_ПИСЬМЕННЫЕ ЗАДАНИЯ_.
1) В каких форматах, судя по текстовому фрагменту, можно купить и скачать полную версию книги? Назовите все форматы, которые там перечислены.
2) Почему в письме 9 из текстового фрагмента приведен только отрывок из книги Станиславского, без анализа? Ответьте в одном–трех предложениях.
3) Напишите продолжение текстового фрагмента о просмотре артистов, начиная сразу после его последнего предложения.

Управление под микроскопом. 70 писем рассылки

Галина Жукова

Эта книга – сборник из 70 писем рассылки «Управление под микроскопом». В них автор накладывает свое понимание теории управления на разные истории и ситуации.

Оглавление

* * *

Приведённый ознакомительный фрагмент книги Управление под микроскопом. 70 писем рассылки предоставлен нашим книжным партнёром — компанией ЛитРес.

Купить и скачать полную версию книги в форматах FB2, ePub, MOBI, TXT, HTML, RTF и других

Письмо 9. Управленческие фишки режиссеров — 3

Сегодня — следующий фрагмент из книги Станиславского К. С. «Моя жизнь в искусстве».

Так как фрагмент большой, а хотелось бы, чтобы вы его прочитали первый раз целиком, в этом выпуске — только фрагмент из книги, а в следующих письмах — анализ по «кусочкам».

«Дело происходило Великим постом, когда в Москву, на актерскую биржу, съезжались артисты со всех концов провинции для составления и подписания новых контрактов на будущий сезон. Меня пригласили на просмотр артистов для набираемой труппы. В назначенное время я явился по данному мне адресу и очутился в только что освободившемся магазине, из которого наскоро выехал прогоревший торговец. Сор, хлам, бумага, поломанные полки и ящики, старый диван с обломанными ручками и спинкой, несколько таких же кресел, старые рекламы галантерейных товаров, витая лестница наверх, а там — низкий чулан с грязным оконцем, с массой старых коробок, с низким потолком, о который я стукался головой. Здесь, на ящиках, сидели мой будущий антрепренер со своим помощником. К ним приходили снизу какие-то люди, бедные, оборванные, нечистоплотные, и к ним обращались на «ты».

— Подыми, покажи ногу, — говорил помощник какой-то молоденькой девушке. — Держись прямо!.. Повернись.

Сконфуженная девушка снимала шубу в нетопленой конуре и старалась держаться как можно прямее.

— Голос есть?

— Я драматическая, не пою…

— Запиши ее в нищих, — решал антрепренер.

— Можно и в проститутки, — заступался помощник, внося ее в список жилиц приюта по пьесе.

Молодая актриса слегка кивнула головой и вышла. Стали вызывать следующих, но я остановил, закрыл дверь и попросил объяснения.

_ИСХОДНЫЕ ДАННЫЕ_.

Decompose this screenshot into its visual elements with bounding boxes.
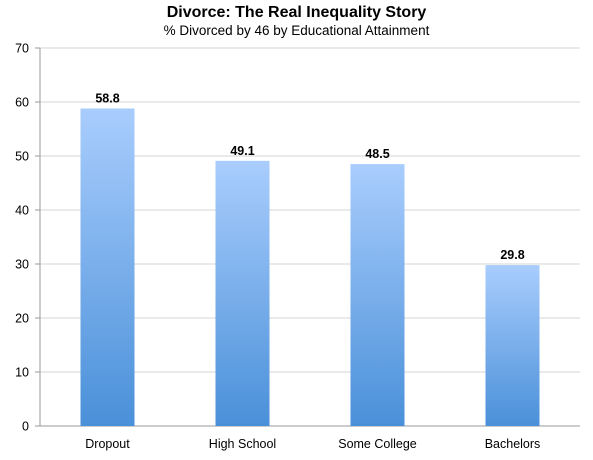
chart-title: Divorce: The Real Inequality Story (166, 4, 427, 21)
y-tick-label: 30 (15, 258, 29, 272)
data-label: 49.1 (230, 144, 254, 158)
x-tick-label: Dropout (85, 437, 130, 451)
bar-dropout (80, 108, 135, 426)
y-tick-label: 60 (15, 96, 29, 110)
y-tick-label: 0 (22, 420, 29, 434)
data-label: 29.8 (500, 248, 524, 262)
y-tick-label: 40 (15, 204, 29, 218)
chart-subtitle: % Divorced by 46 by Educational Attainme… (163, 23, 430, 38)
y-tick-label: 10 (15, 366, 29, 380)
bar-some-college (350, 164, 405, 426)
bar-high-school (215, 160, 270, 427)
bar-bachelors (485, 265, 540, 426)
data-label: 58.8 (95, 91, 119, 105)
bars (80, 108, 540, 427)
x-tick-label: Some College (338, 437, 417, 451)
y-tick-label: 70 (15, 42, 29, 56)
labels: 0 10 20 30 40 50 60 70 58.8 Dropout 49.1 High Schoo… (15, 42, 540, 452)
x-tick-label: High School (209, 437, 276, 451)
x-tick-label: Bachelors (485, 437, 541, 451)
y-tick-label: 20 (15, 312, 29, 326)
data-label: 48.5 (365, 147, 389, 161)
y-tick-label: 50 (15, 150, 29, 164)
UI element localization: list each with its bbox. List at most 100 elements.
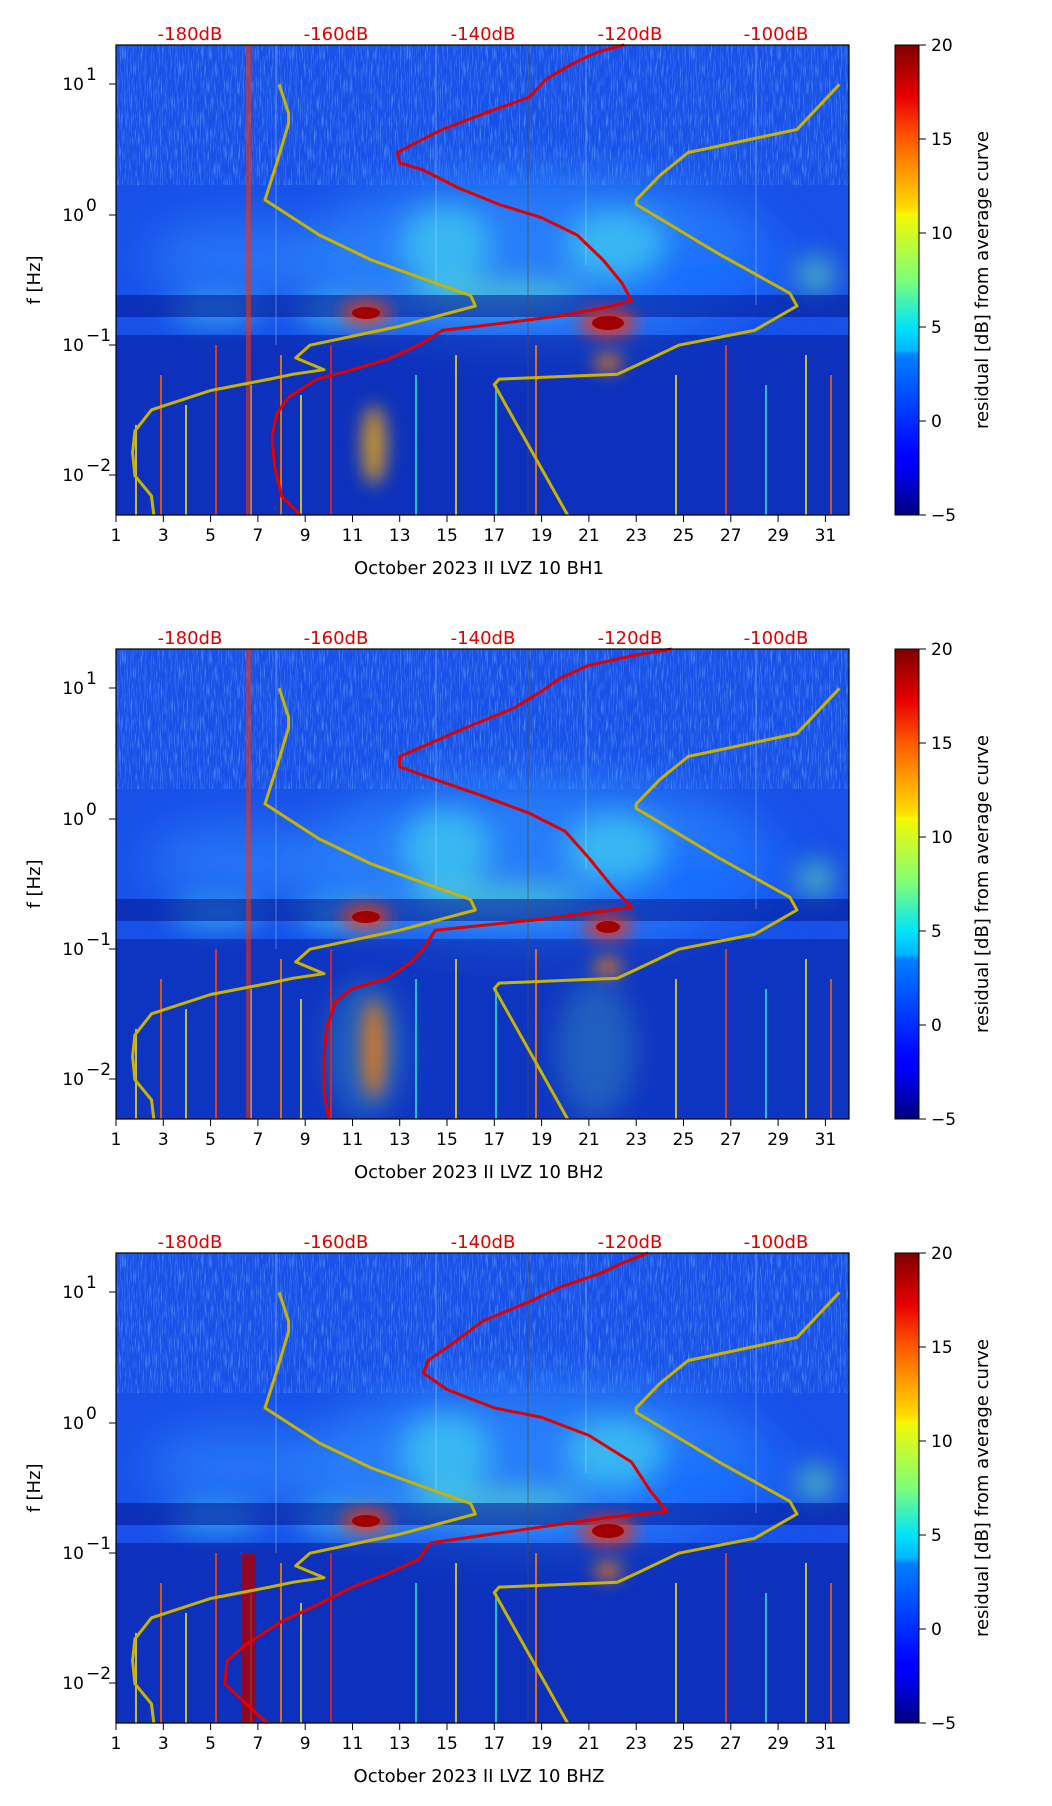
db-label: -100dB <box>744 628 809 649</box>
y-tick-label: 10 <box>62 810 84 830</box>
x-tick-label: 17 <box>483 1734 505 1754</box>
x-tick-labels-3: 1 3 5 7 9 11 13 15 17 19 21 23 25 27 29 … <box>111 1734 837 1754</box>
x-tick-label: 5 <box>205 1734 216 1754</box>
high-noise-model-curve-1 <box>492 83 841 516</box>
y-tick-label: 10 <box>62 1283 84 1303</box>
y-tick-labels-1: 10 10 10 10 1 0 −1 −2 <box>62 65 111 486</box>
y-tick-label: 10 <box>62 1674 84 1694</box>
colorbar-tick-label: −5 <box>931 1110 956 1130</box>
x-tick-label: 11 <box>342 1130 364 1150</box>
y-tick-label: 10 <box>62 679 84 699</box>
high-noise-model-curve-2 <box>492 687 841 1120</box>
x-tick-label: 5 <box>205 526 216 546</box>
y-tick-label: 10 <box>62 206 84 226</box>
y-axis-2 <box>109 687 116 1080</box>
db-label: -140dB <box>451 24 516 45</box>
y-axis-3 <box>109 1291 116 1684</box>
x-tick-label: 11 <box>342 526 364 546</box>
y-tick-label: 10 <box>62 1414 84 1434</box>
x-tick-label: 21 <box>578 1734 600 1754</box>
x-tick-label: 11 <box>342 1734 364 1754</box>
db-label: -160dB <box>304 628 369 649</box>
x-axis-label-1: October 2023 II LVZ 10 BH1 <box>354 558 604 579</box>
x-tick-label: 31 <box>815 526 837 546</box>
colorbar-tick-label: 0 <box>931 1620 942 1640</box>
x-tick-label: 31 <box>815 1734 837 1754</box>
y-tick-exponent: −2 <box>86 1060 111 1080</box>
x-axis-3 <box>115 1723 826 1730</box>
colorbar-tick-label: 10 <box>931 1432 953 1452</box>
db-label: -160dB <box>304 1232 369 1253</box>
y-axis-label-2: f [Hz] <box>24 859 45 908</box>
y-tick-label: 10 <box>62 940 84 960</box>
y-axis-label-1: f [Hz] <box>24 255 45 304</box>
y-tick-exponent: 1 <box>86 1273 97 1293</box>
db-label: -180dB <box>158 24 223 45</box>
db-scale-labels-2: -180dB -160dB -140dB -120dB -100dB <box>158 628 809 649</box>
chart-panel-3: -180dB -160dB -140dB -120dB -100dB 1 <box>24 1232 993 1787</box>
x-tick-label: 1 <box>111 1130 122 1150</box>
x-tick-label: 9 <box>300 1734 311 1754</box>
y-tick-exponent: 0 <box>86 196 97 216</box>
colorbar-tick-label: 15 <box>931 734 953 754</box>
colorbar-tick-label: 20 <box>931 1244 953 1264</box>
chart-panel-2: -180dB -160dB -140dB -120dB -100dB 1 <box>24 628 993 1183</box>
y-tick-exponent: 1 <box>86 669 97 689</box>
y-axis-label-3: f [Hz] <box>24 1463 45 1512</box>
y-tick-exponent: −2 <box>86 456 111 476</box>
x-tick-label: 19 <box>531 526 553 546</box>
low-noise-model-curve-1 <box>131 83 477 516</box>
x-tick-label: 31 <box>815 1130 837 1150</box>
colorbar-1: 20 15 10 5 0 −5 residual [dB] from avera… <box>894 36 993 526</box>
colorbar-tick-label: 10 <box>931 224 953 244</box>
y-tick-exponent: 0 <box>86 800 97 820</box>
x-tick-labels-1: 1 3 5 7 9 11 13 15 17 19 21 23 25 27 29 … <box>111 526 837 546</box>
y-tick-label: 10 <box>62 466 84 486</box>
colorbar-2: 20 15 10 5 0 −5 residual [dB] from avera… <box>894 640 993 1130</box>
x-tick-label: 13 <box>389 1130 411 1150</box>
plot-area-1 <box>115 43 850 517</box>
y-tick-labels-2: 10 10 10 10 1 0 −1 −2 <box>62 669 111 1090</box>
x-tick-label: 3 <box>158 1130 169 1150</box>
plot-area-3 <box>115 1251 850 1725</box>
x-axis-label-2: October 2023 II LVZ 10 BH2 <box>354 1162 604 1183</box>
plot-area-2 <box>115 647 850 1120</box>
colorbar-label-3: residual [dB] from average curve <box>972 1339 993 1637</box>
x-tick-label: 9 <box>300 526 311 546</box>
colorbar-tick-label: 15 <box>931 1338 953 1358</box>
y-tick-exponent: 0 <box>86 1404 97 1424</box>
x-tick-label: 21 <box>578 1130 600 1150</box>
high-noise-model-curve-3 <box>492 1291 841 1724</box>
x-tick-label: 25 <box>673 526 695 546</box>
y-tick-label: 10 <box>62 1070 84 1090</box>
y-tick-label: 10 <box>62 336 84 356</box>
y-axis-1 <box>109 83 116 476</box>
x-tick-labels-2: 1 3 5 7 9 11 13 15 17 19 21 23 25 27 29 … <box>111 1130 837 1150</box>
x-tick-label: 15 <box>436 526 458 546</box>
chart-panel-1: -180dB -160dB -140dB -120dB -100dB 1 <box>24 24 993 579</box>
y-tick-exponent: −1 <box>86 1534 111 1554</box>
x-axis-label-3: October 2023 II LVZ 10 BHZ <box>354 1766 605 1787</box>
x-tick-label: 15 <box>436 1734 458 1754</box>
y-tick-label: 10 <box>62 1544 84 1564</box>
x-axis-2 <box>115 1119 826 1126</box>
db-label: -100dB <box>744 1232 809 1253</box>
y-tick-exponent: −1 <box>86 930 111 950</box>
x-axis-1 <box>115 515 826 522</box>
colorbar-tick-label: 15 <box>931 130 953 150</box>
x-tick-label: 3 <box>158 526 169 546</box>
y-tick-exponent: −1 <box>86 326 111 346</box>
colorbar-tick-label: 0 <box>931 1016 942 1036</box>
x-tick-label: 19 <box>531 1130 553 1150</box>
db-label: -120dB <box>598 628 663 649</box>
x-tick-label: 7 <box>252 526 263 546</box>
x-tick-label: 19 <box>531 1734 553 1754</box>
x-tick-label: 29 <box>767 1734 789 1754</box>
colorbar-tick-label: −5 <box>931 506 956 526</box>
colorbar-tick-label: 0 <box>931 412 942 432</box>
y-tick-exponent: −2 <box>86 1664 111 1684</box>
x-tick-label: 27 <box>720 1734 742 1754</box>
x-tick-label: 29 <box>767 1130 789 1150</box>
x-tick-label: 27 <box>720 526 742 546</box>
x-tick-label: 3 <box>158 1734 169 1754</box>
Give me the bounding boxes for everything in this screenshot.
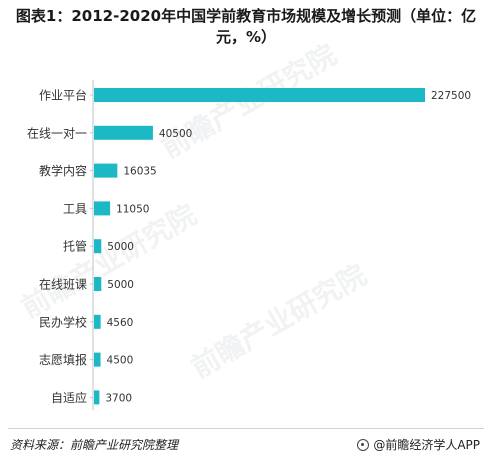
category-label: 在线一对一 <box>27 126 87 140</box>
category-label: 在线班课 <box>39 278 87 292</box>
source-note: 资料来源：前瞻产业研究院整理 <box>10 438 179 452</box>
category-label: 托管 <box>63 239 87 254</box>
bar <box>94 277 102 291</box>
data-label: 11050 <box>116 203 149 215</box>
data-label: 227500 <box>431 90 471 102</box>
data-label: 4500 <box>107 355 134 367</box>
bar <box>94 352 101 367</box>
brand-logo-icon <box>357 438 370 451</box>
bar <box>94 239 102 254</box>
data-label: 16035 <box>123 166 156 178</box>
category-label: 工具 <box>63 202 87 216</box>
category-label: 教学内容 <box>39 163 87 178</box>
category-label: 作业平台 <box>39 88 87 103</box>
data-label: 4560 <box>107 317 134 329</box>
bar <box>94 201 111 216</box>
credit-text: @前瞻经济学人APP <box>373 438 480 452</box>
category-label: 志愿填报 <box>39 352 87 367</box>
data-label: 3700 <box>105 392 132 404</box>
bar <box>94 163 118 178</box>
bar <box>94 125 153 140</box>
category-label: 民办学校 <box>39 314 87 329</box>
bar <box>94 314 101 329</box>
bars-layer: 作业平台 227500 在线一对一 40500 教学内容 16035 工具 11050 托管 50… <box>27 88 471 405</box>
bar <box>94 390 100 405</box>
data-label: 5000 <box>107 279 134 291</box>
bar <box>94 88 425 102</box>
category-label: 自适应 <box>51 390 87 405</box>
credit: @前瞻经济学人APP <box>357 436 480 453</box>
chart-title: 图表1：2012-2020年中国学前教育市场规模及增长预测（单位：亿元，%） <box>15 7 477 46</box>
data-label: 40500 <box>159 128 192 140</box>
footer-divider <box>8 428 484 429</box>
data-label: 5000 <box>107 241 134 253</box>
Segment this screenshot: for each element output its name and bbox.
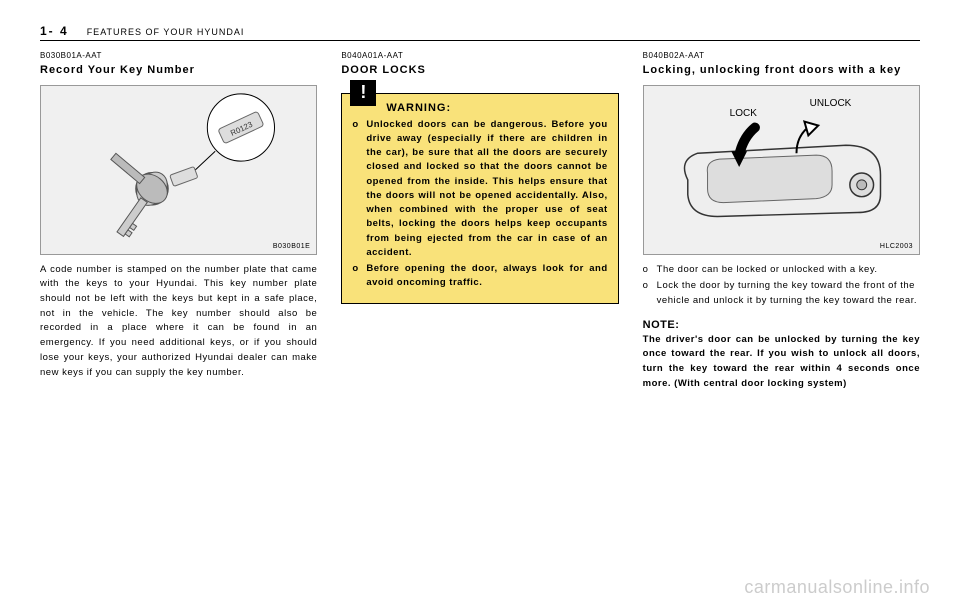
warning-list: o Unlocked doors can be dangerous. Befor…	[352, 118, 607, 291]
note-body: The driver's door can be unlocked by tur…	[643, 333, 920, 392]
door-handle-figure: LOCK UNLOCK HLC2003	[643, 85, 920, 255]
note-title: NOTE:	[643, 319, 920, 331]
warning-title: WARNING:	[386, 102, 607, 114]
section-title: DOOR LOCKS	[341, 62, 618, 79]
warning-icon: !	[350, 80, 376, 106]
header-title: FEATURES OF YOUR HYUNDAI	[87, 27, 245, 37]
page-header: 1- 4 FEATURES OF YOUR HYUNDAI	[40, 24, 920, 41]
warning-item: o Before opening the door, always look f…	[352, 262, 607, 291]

_ОТВЕТЫ К УПРАЖНЕНИЯМ_.
1) FB2, ePub, MOBI, TXT, HTML, RTF.

2) Фрагмент большой, и автор хочет, чтобы читатели в первый раз прочитали его целиком. Поэтому в этом выпуске дан только отрывок, а анализ по «кусочкам» перенесен в следующие письма.

3)
— Простите меня, — начал я, насколько мог осторожнее и ласковее, — я не в силах продолжать эту работу. Как вы думаете, можно ли заниматься искусством и эстетикой в коровнике? Или эстетика имеет свои требования, которые нельзя не выполнять хотя бы в самом минимальном размере? Ведь без этого эстетика перестает быть эстетикой. Вот самое минимальное требование не только ее, но самой примитивной культуры: чистота. Велите вымести всю эту гадость, вышвырнуть негодное, вымыть полы и окна, отопить помещение, поставить самые дешевые венские стулья, самый простой стол, покрытый скатертью, а на него — чернильницу и перья, чтоб можно было писать на столе, а не на стене, как сейчас. Когда это будет сделано, я с большим воодушевлением займусь очень интересным для меня делом, а теперь я не могу, потому что меня тошнит. И еще условие: вы — директор того учреждения, которое должно просвещать общество. А актеры — ваши ближайшие помощники. Будем же помнить это и будем разговаривать с ними не как с проститутками и рабами, а как с теми лицами, которые достойны носить высокое звание. Если мои слова вас не обидели, а напротив, вдохновили к созданию чистого, хорошего дела, дайте мне вашу руку и простимся до следующего раза. Если же мое обращение вас оскорбило, то простимся навсегда.

Я не ошибся в антрепренере. Он был чуткий, порядочный человек. Мои слова его сконфузили, он растерялся и проговорил, ударив себя по лбу:

— Как же я, старый дурак, не понимал этого раньше?!

Он обнял меня, и мы простились.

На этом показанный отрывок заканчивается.